- **Exercise inputs**
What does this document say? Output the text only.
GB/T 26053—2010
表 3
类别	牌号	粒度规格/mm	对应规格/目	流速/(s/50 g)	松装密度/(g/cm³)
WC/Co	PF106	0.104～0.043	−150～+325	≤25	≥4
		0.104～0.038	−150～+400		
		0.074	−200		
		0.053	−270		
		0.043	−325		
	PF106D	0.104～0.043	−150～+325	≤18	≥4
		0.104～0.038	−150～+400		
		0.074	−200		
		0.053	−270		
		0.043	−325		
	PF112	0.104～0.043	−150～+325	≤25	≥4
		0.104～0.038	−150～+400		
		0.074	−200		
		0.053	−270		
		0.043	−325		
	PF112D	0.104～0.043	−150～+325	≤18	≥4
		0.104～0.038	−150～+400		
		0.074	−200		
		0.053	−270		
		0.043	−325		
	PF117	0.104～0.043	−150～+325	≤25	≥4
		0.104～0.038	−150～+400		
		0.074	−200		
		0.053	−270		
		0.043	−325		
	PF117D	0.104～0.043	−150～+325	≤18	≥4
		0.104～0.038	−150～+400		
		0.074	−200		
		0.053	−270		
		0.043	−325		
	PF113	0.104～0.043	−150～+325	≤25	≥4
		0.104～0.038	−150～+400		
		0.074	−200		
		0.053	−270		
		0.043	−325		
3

- **Given problem**
Print the whole listing again, exactly.

- **Task solution**
What does this document say? Output the text only.
GB/T 26053—2010
表 3
类别	牌号	粒度规格/mm	对应规格/目	流速/(s/50 g)	松装密度/(g/cm³)
WC/Co	PF106	0.104～0.043	−150～+325	≤25	≥4
		0.104～0.038	−150～+400		
		0.074	−200		
		0.053	−270		
		0.043	−325		
	PF106D	0.104～0.043	−150～+325	≤18	≥4
		0.104～0.038	−150～+400		
		0.074	−200		
		0.053	−270		
		0.043	−325		
	PF112	0.104～0.043	−150～+325	≤25	≥4
		0.104～0.038	−150～+400		
		0.074	−200		
		0.053	−270		
		0.043	−325		
	PF112D	0.104～0.043	−150～+325	≤18	≥4
		0.104～0.038	−150～+400		
		0.074	−200		
		0.053	−270		
		0.043	−325		
	PF117	0.104～0.043	−150～+325	≤25	≥4
		0.104～0.038	−150～+400		
		0.074	−200		
		0.053	−270		
		0.043	−325		
	PF117D	0.104～0.043	−150～+325	≤18	≥4
		0.104～0.038	−150～+400		
		0.074	−200		
		0.053	−270		
		0.043	−325		
	PF113	0.104～0.043	−150～+325	≤25	≥4
		0.104～0.038	−150～+400		
		0.074	−200		
		0.053	−270		
		0.043	−325		
3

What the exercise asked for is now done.